* [EXERCISE] Rewrite everything from the start of the entries down to the line containing "stat-label: Active Learners", changing each "stat-value" to "stat-number" and keeping everything else unchanged.

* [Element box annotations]
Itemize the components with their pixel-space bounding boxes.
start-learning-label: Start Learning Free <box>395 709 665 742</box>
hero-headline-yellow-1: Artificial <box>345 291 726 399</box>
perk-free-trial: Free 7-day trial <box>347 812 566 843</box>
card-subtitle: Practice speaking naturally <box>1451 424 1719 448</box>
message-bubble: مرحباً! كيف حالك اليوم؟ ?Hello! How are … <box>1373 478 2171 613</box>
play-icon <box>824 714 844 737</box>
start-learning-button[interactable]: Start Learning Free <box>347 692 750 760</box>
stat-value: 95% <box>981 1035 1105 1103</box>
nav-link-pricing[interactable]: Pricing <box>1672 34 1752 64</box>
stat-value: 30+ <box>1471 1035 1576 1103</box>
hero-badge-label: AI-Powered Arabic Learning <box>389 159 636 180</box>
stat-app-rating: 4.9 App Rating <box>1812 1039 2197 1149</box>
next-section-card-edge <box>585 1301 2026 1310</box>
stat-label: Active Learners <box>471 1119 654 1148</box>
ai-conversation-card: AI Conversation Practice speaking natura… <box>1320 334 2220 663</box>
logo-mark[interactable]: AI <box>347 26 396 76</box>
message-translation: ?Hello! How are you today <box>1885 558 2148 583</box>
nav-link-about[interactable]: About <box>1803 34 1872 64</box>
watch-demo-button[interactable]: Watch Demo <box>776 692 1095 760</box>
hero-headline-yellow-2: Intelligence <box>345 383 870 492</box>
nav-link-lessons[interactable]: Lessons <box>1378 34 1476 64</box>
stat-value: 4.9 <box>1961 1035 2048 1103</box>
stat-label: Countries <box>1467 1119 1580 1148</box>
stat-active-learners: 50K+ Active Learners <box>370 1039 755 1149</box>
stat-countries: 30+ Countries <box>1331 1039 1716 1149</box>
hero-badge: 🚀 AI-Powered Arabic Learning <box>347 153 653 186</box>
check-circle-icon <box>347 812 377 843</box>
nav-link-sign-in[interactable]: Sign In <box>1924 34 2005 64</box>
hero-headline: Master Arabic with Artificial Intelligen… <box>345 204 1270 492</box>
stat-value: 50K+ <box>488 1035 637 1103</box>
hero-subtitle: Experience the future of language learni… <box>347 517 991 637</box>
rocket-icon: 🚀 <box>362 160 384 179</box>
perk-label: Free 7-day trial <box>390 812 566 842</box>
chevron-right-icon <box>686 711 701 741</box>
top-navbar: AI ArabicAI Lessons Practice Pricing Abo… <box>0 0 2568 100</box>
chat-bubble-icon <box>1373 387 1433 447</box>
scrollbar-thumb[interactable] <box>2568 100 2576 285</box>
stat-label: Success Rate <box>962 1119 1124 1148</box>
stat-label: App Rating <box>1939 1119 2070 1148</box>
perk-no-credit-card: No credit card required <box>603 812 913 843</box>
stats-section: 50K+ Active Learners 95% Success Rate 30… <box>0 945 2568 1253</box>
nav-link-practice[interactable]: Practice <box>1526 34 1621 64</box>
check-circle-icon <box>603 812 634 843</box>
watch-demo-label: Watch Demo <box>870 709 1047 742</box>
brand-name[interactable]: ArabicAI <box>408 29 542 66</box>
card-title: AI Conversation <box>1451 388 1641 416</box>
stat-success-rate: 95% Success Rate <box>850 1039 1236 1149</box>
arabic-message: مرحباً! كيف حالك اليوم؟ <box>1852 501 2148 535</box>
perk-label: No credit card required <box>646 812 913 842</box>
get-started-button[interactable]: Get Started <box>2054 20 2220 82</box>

* [COMPLETED TASK]
Itemize the components with their pixel-space bounding boxes.
start-learning-label: Start Learning Free <box>395 709 665 742</box>
hero-headline-yellow-1: Artificial <box>345 291 726 399</box>
perk-free-trial: Free 7-day trial <box>347 812 566 843</box>
card-subtitle: Practice speaking naturally <box>1451 424 1719 448</box>
message-bubble: مرحباً! كيف حالك اليوم؟ ?Hello! How are … <box>1373 478 2171 613</box>
play-icon <box>824 714 844 737</box>
start-learning-button[interactable]: Start Learning Free <box>347 692 750 760</box>
stat-number: 95% <box>981 1035 1105 1103</box>
nav-link-pricing[interactable]: Pricing <box>1672 34 1752 64</box>
stat-number: 30+ <box>1471 1035 1576 1103</box>
hero-badge-label: AI-Powered Arabic Learning <box>389 159 636 180</box>
stat-app-rating: 4.9 App Rating <box>1812 1039 2197 1149</box>
next-section-card-edge <box>585 1301 2026 1310</box>
stat-label: Active Learners <box>471 1119 654 1148</box>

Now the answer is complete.